SET TASK | Omit the images, then print each record below exactly as it reads.

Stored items
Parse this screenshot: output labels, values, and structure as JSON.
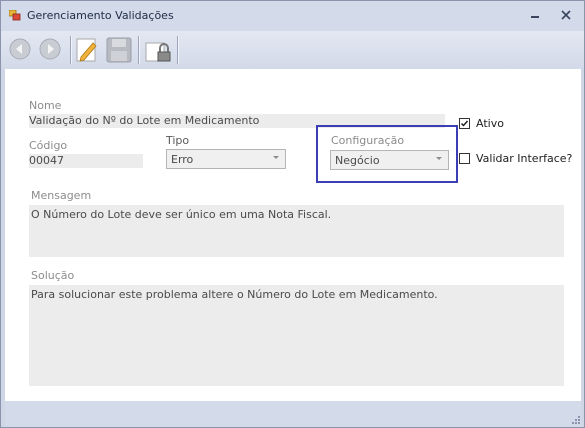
{
  "window": {
    "title": "Gerenciamento Validações",
    "minimize_icon": "minimize-icon",
    "close_icon": "close-icon"
  },
  "toolbar": {
    "buttons": [
      {
        "name": "back-button",
        "icon": "arrow-left-icon",
        "enabled": false
      },
      {
        "name": "forward-button",
        "icon": "arrow-right-icon",
        "enabled": false
      },
      {
        "name": "edit-button",
        "icon": "pencil-icon",
        "enabled": true
      },
      {
        "name": "save-button",
        "icon": "floppy-disk-icon",
        "enabled": false
      },
      {
        "name": "lock-button",
        "icon": "lock-icon",
        "enabled": true
      }
    ]
  },
  "form": {
    "nome": {
      "label": "Nome",
      "value": "Validação do Nº do Lote em Medicamento"
    },
    "codigo": {
      "label": "Código",
      "value": "00047"
    },
    "tipo": {
      "label": "Tipo",
      "value": "Erro"
    },
    "configuracao": {
      "label": "Configuração",
      "value": "Negócio"
    },
    "ativo": {
      "label": "Ativo",
      "checked": true
    },
    "validar_interface": {
      "label": "Validar Interface?",
      "checked": false
    },
    "mensagem": {
      "label": "Mensagem",
      "value": "O Número do Lote deve ser único em uma Nota Fiscal."
    },
    "solucao": {
      "label": "Solução",
      "value": "Para solucionar este problema altere o Número do Lote em Medicamento."
    }
  },
  "colors": {
    "highlight_border": "#3b3fb5",
    "field_bg": "#ececec",
    "label_text": "#8c8c8c"
  }
}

SOLUTION |
Parse this screenshot: output labels, values, and structure as JSON.
{
  "window": {
    "title": "Gerenciamento Validações",
    "minimize_icon": "minimize-icon",
    "close_icon": "close-icon"
  },
  "toolbar": {
    "buttons": [
      {
        "name": "back-button",
        "icon": "arrow-left-icon",
        "enabled": false
      },
      {
        "name": "forward-button",
        "icon": "arrow-right-icon",
        "enabled": false
      },
      {
        "name": "edit-button",
        "icon": "pencil-icon",
        "enabled": true
      },
      {
        "name": "save-button",
        "icon": "floppy-disk-icon",
        "enabled": false
      },
      {
        "name": "lock-button",
        "icon": "lock-icon",
        "enabled": true
      }
    ]
  },
  "form": {
    "nome": {
      "label": "Nome",
      "value": "Validação do Nº do Lote em Medicamento"
    },
    "codigo": {
      "label": "Código",
      "value": "00047"
    },
    "tipo": {
      "label": "Tipo",
      "value": "Erro"
    },
    "configuracao": {
      "label": "Configuração",
      "value": "Negócio"
    },
    "ativo": {
      "label": "Ativo",
      "checked": true
    },
    "validar_interface": {
      "label": "Validar Interface?",
      "checked": false
    },
    "mensagem": {
      "label": "Mensagem",
      "value": "O Número do Lote deve ser único em uma Nota Fiscal."
    },
    "solucao": {
      "label": "Solução",
      "value": "Para solucionar este problema altere o Número do Lote em Medicamento."
    }
  },
  "colors": {
    "highlight_border": "#3b3fb5",
    "field_bg": "#ececec",
    "label_text": "#8c8c8c"
  }
}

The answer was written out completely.